WHAT TO PRODUCE
Repeat all of the data precisely.
┌─ RECORD EXCERPTS
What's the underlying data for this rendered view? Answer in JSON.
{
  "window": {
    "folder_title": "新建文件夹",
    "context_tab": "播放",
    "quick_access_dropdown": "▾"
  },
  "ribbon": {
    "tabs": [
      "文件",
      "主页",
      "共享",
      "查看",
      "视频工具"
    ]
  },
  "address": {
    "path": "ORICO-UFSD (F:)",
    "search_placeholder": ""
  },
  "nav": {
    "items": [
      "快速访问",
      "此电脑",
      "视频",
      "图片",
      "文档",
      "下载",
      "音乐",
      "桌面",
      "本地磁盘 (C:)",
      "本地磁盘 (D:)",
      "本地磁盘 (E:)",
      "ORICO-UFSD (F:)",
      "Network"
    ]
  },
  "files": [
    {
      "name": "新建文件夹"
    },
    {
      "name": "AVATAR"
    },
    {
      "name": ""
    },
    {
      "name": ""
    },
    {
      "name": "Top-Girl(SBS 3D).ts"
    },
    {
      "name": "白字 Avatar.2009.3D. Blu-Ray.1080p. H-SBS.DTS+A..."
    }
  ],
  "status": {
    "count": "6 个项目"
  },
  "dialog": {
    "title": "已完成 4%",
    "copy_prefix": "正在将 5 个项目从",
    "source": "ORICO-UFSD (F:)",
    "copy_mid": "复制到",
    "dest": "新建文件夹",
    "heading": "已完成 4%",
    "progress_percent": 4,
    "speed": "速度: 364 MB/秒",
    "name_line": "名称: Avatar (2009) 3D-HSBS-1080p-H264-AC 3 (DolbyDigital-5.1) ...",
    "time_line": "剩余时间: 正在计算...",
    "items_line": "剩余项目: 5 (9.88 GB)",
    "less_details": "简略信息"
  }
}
└─
SOLUTION TO THIS TASK
What's the underlying data for this rendered view? Answer in JSON.
{
  "window": {
    "folder_title": "新建文件夹",
    "context_tab": "播放",
    "quick_access_dropdown": "▾"
  },
  "ribbon": {
    "tabs": [
      "文件",
      "主页",
      "共享",
      "查看",
      "视频工具"
    ]
  },
  "address": {
    "path": "ORICO-UFSD (F:)",
    "search_placeholder": ""
  },
  "nav": {
    "items": [
      "快速访问",
      "此电脑",
      "视频",
      "图片",
      "文档",
      "下载",
      "音乐",
      "桌面",
      "本地磁盘 (C:)",
      "本地磁盘 (D:)",
      "本地磁盘 (E:)",
      "ORICO-UFSD (F:)",
      "Network"
    ]
  },
  "files": [
    {
      "name": "新建文件夹"
    },
    {
      "name": "AVATAR"
    },
    {
      "name": ""
    },
    {
      "name": ""
    },
    {
      "name": "Top-Girl(SBS 3D).ts"
    },
    {
      "name": "白字 Avatar.2009.3D. Blu-Ray.1080p. H-SBS.DTS+A..."
    }
  ],
  "status": {
    "count": "6 个项目"
  },
  "dialog": {
    "title": "已完成 4%",
    "copy_prefix": "正在将 5 个项目从",
    "source": "ORICO-UFSD (F:)",
    "copy_mid": "复制到",
    "dest": "新建文件夹",
    "heading": "已完成 4%",
    "progress_percent": 4,
    "speed": "速度: 364 MB/秒",
    "name_line": "名称: Avatar (2009) 3D-HSBS-1080p-H264-AC 3 (DolbyDigital-5.1) ...",
    "time_line": "剩余时间: 正在计算...",
    "items_line": "剩余项目: 5 (9.88 GB)",
    "less_details": "简略信息"
  }
}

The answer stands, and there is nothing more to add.